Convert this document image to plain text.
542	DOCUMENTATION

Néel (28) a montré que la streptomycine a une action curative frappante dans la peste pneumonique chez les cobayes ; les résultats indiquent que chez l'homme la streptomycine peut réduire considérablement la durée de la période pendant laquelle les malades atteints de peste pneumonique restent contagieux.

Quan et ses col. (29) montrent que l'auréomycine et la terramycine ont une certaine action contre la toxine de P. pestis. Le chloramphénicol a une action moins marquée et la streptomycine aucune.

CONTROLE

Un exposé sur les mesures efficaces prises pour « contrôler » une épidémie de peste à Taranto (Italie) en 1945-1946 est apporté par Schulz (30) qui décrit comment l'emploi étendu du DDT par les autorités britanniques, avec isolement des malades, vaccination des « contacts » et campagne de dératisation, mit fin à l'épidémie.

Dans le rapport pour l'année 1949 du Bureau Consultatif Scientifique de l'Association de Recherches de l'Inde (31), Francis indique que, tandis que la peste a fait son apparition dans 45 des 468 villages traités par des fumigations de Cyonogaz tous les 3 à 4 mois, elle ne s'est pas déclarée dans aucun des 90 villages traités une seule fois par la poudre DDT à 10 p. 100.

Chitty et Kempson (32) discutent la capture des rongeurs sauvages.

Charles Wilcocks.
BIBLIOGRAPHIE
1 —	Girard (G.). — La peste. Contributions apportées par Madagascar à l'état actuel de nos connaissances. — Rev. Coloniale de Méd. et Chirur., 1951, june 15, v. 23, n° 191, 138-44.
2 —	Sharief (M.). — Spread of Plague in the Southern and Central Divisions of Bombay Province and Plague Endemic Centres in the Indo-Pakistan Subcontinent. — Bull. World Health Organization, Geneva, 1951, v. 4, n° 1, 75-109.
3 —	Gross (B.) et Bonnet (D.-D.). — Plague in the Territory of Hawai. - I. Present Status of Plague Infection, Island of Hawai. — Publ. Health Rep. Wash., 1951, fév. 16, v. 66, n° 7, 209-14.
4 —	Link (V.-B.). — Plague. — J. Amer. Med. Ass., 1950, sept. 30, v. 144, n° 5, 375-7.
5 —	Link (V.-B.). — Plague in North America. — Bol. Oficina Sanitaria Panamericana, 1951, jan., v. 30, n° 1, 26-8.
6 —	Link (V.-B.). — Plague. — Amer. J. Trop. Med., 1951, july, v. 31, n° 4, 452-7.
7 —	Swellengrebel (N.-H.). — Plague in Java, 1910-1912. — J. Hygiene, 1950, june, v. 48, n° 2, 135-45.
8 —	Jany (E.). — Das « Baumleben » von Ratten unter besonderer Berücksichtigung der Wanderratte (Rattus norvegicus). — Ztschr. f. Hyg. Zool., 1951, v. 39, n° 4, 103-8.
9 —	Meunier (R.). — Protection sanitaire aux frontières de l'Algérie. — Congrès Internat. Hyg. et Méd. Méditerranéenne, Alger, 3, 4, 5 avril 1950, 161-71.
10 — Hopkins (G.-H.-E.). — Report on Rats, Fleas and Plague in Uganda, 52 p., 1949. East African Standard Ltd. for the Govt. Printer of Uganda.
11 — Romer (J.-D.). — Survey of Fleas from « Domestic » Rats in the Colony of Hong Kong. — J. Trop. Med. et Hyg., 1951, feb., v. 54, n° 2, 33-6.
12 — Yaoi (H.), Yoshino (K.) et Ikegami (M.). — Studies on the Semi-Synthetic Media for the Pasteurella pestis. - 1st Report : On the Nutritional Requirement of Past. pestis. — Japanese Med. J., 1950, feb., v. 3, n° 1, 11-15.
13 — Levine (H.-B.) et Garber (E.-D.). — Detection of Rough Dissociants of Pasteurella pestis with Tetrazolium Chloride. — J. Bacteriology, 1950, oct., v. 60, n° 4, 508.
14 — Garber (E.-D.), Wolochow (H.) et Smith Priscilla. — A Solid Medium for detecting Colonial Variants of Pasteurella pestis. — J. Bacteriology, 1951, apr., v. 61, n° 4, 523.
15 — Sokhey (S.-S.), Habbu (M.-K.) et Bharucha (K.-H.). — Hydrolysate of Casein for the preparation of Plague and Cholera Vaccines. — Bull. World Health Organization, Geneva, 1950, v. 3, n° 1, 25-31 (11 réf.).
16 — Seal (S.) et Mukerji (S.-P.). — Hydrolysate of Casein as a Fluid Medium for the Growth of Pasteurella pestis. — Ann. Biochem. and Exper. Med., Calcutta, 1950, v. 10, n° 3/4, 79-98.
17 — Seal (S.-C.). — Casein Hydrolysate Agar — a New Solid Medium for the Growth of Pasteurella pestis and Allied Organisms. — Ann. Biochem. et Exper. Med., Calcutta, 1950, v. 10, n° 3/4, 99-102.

* **WORK TO BE COMPLETED**
All of the data above should be set down again exactly.

* **EXPECTED OUTPUT**
Convert this document image to plain text.
542	DOCUMENTATION

Néel (28) a montré que la streptomycine a une action curative frappante dans la peste pneumonique chez les cobayes ; les résultats indiquent que chez l'homme la streptomycine peut réduire considérablement la durée de la période pendant laquelle les malades atteints de peste pneumonique restent contagieux.

Quan et ses col. (29) montrent que l'auréomycine et la terramycine ont une certaine action contre la toxine de P. pestis. Le chloramphénicol a une action moins marquée et la streptomycine aucune.

CONTROLE

Un exposé sur les mesures efficaces prises pour « contrôler » une épidémie de peste à Taranto (Italie) en 1945-1946 est apporté par Schulz (30) qui décrit comment l'emploi étendu du DDT par les autorités britanniques, avec isolement des malades, vaccination des « contacts » et campagne de dératisation, mit fin à l'épidémie.

Dans le rapport pour l'année 1949 du Bureau Consultatif Scientifique de l'Association de Recherches de l'Inde (31), Francis indique que, tandis que la peste a fait son apparition dans 45 des 468 villages traités par des fumigations de Cyonogaz tous les 3 à 4 mois, elle ne s'est pas déclarée dans aucun des 90 villages traités une seule fois par la poudre DDT à 10 p. 100.

Chitty et Kempson (32) discutent la capture des rongeurs sauvages.

Charles Wilcocks.
BIBLIOGRAPHIE
1 —	Girard (G.). — La peste. Contributions apportées par Madagascar à l'état actuel de nos connaissances. — Rev. Coloniale de Méd. et Chirur., 1951, june 15, v. 23, n° 191, 138-44.
2 —	Sharief (M.). — Spread of Plague in the Southern and Central Divisions of Bombay Province and Plague Endemic Centres in the Indo-Pakistan Subcontinent. — Bull. World Health Organization, Geneva, 1951, v. 4, n° 1, 75-109.
3 —	Gross (B.) et Bonnet (D.-D.). — Plague in the Territory of Hawai. - I. Present Status of Plague Infection, Island of Hawai. — Publ. Health Rep. Wash., 1951, fév. 16, v. 66, n° 7, 209-14.
4 —	Link (V.-B.). — Plague. — J. Amer. Med. Ass., 1950, sept. 30, v. 144, n° 5, 375-7.
5 —	Link (V.-B.). — Plague in North America. — Bol. Oficina Sanitaria Panamericana, 1951, jan., v. 30, n° 1, 26-8.
6 —	Link (V.-B.). — Plague. — Amer. J. Trop. Med., 1951, july, v. 31, n° 4, 452-7.
7 —	Swellengrebel (N.-H.). — Plague in Java, 1910-1912. — J. Hygiene, 1950, june, v. 48, n° 2, 135-45.
8 —	Jany (E.). — Das « Baumleben » von Ratten unter besonderer Berücksichtigung der Wanderratte (Rattus norvegicus). — Ztschr. f. Hyg. Zool., 1951, v. 39, n° 4, 103-8.
9 —	Meunier (R.). — Protection sanitaire aux frontières de l'Algérie. — Congrès Internat. Hyg. et Méd. Méditerranéenne, Alger, 3, 4, 5 avril 1950, 161-71.
10 — Hopkins (G.-H.-E.). — Report on Rats, Fleas and Plague in Uganda, 52 p., 1949. East African Standard Ltd. for the Govt. Printer of Uganda.
11 — Romer (J.-D.). — Survey of Fleas from « Domestic » Rats in the Colony of Hong Kong. — J. Trop. Med. et Hyg., 1951, feb., v. 54, n° 2, 33-6.
12 — Yaoi (H.), Yoshino (K.) et Ikegami (M.). — Studies on the Semi-Synthetic Media for the Pasteurella pestis. - 1st Report : On the Nutritional Requirement of Past. pestis. — Japanese Med. J., 1950, feb., v. 3, n° 1, 11-15.
13 — Levine (H.-B.) et Garber (E.-D.). — Detection of Rough Dissociants of Pasteurella pestis with Tetrazolium Chloride. — J. Bacteriology, 1950, oct., v. 60, n° 4, 508.
14 — Garber (E.-D.), Wolochow (H.) et Smith Priscilla. — A Solid Medium for detecting Colonial Variants of Pasteurella pestis. — J. Bacteriology, 1951, apr., v. 61, n° 4, 523.
15 — Sokhey (S.-S.), Habbu (M.-K.) et Bharucha (K.-H.). — Hydrolysate of Casein for the preparation of Plague and Cholera Vaccines. — Bull. World Health Organization, Geneva, 1950, v. 3, n° 1, 25-31 (11 réf.).
16 — Seal (S.) et Mukerji (S.-P.). — Hydrolysate of Casein as a Fluid Medium for the Growth of Pasteurella pestis. — Ann. Biochem. and Exper. Med., Calcutta, 1950, v. 10, n° 3/4, 79-98.
17 — Seal (S.-C.). — Casein Hydrolysate Agar — a New Solid Medium for the Growth of Pasteurella pestis and Allied Organisms. — Ann. Biochem. et Exper. Med., Calcutta, 1950, v. 10, n° 3/4, 99-102.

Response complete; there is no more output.